§ **To be done**:
Would you write out the listing verbatim and skip every picture in it?

(Records from a collection)
——————————

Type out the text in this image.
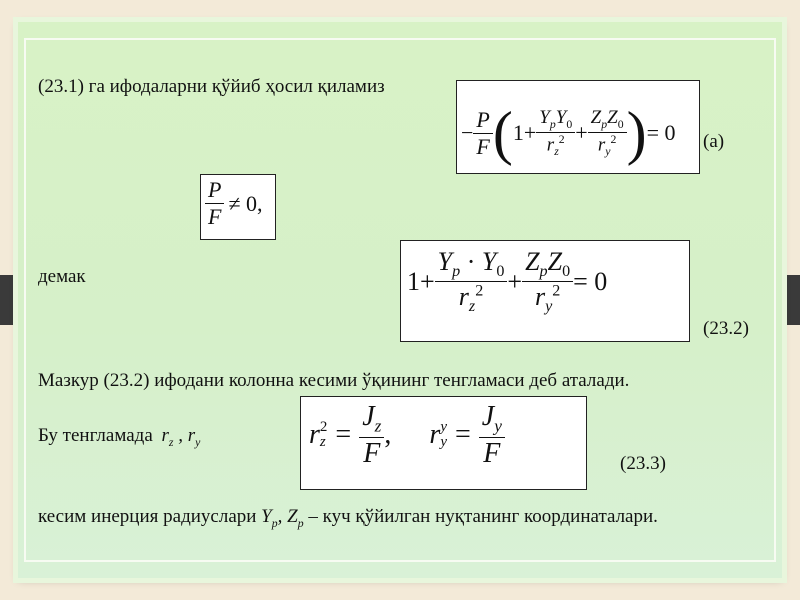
(23.1) га ифодаларни қўйиб ҳосил қиламиз
− $\frac{P}{F}$ ( $1+ \frac{Y_pY_0}{r_z^2} + \frac{Z_pZ_0}{r_y^2}$ ) = 0 (а)
$\frac{P}{F} \ne 0$,
демак	$1+ \frac{Y_p \cdot Y_0}{r_z^2} + \frac{Z_pZ_0}{r_y^2} = 0$
(23.2)
Мазкур (23.2) ифодани колонна кесими ўқининг тенгламаси деб аталади.
Бу тенгламада $r_z$ , $r_y$	r 2
$z = \frac{J_z}{F}$ , r y
$y = \frac{J_y}{F}$	(23.3)
кесим инерция радиуслари $Y_p$, $Z_p$ – куч қўйилган нуқтанинг координаталари.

——————————

§ **Result of the exercise**:
Type out the text in this image.
(23.1) га ифодаларни қўйиб ҳосил қиламиз
− $\frac{P}{F}$ ( $1+ \frac{Y_pY_0}{r_z^2} + \frac{Z_pZ_0}{r_y^2}$ ) = 0 (а)
$\frac{P}{F} \ne 0$,
демак	$1+ \frac{Y_p \cdot Y_0}{r_z^2} + \frac{Z_pZ_0}{r_y^2} = 0$
(23.2)
Мазкур (23.2) ифодани колонна кесими ўқининг тенгламаси деб аталади.
Бу тенгламада $r_z$ , $r_y$	r 2
$z = \frac{J_z}{F}$ , r y
$y = \frac{J_y}{F}$	(23.3)
кесим инерция радиуслари $Y_p$, $Z_p$ – куч қўйилган нуқтанинг координаталари.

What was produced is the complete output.